Copy every line of the records below that holds the word "Ctrl".

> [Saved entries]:
──────────────────────────────

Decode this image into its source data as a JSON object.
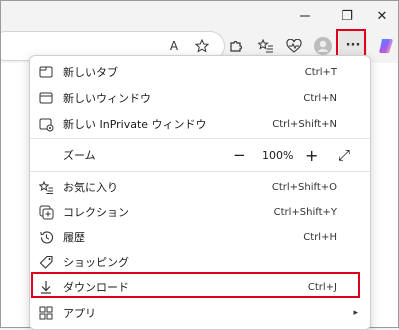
{
  "window": {
    "restore_glyph": "❐",
    "close_glyph": "✕"
  },
  "toolbar": {
    "read_aloud_glyph": "A",
    "more_glyph": "···"
  },
  "menu": {
    "items": [
      {
        "label": "新しいタブ",
        "shortcut": "Ctrl+T",
        "icon": "new-tab-icon"
      },
      {
        "label": "新しいウィンドウ",
        "shortcut": "Ctrl+N",
        "icon": "new-window-icon"
      },
      {
        "label": "新しい InPrivate ウィンドウ",
        "shortcut": "Ctrl+Shift+N",
        "icon": "inprivate-icon"
      },
      {
        "label": "お気に入り",
        "shortcut": "Ctrl+Shift+O",
        "icon": "favorites-icon"
      },
      {
        "label": "コレクション",
        "shortcut": "Ctrl+Shift+Y",
        "icon": "collections-icon"
      },
      {
        "label": "履歴",
        "shortcut": "Ctrl+H",
        "icon": "history-icon"
      },
      {
        "label": "ショッピング",
        "shortcut": "",
        "icon": "shopping-icon"
      },
      {
        "label": "ダウンロード",
        "shortcut": "Ctrl+J",
        "icon": "download-icon"
      },
      {
        "label": "アプリ",
        "shortcut": "",
        "icon": "apps-icon"
      }
    ],
    "zoom": {
      "label": "ズーム",
      "minus": "−",
      "value": "100%",
      "plus": "+",
      "fullscreen_glyph": "⤢"
    },
    "submenu_glyph": "▸"
  },
  "colors": {
    "highlight": "#e0001b"
  }
}
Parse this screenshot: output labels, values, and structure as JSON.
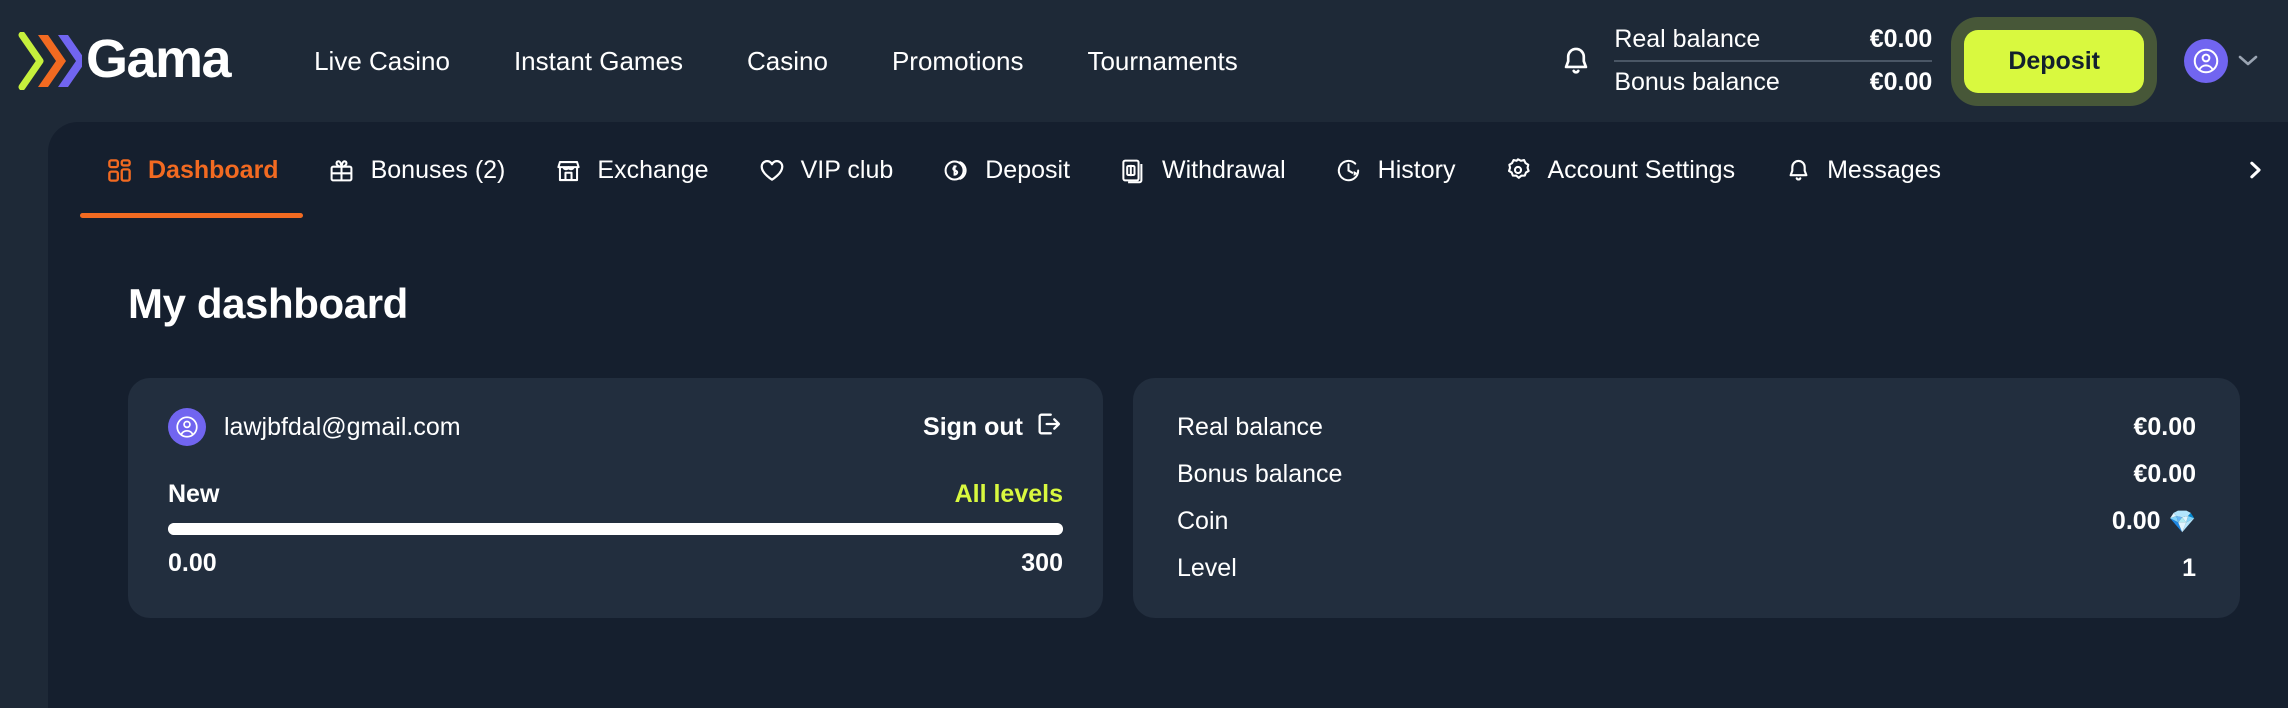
{
  "brand": {
    "name": "Gama",
    "chevron_colors": [
      "#c6f03c",
      "#f26a21",
      "#7165f0"
    ]
  },
  "header": {
    "nav": [
      {
        "label": "Live Casino"
      },
      {
        "label": "Instant Games"
      },
      {
        "label": "Casino"
      },
      {
        "label": "Promotions"
      },
      {
        "label": "Tournaments"
      }
    ],
    "bell_icon": "bell-icon",
    "balances": [
      {
        "label": "Real balance",
        "value": "€0.00"
      },
      {
        "label": "Bonus balance",
        "value": "€0.00"
      }
    ],
    "deposit_label": "Deposit",
    "deposit_color": "#d9f93f",
    "avatar_icon": "user-avatar-icon",
    "avatar_color": "#7165f0",
    "chevron_down": "⌄"
  },
  "tabs": [
    {
      "label": "Dashboard",
      "icon": "grid-icon",
      "active": true
    },
    {
      "label": "Bonuses (2)",
      "icon": "gift-icon",
      "active": false
    },
    {
      "label": "Exchange",
      "icon": "store-icon",
      "active": false
    },
    {
      "label": "VIP club",
      "icon": "heart-icon",
      "active": false
    },
    {
      "label": "Deposit",
      "icon": "coin-icon",
      "active": false
    },
    {
      "label": "Withdrawal",
      "icon": "banknote-icon",
      "active": false
    },
    {
      "label": "History",
      "icon": "clock-icon",
      "active": false
    },
    {
      "label": "Account Settings",
      "icon": "gear-icon",
      "active": false
    },
    {
      "label": "Messages",
      "icon": "bell-icon",
      "active": false
    }
  ],
  "tabs_next_icon": "chevron-right-icon",
  "active_tab_color": "#f26a21",
  "main": {
    "title": "My dashboard",
    "profile": {
      "email": "lawjbfdal@gmail.com",
      "avatar_icon": "user-avatar-icon",
      "signout_label": "Sign out",
      "signout_icon": "logout-icon",
      "level_name": "New",
      "all_levels_label": "All levels",
      "all_levels_color": "#d9f93f",
      "progress_value": "0.00",
      "progress_max": "300",
      "progress_percent": 0
    },
    "stats": [
      {
        "label": "Real balance",
        "value": "€0.00",
        "gem": ""
      },
      {
        "label": "Bonus balance",
        "value": "€0.00",
        "gem": ""
      },
      {
        "label": "Coin",
        "value": "0.00",
        "gem": "💎"
      },
      {
        "label": "Level",
        "value": "1",
        "gem": ""
      }
    ]
  }
}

──────────────────────────────

> [Complete response]:
        "shortcut": "Ctrl+T",
        "shortcut": "Ctrl+N",
        "shortcut": "Ctrl+Shift+N",
        "shortcut": "Ctrl+Shift+O",
        "shortcut": "Ctrl+Shift+Y",
        "shortcut": "Ctrl+H",
        "shortcut": "Ctrl+J",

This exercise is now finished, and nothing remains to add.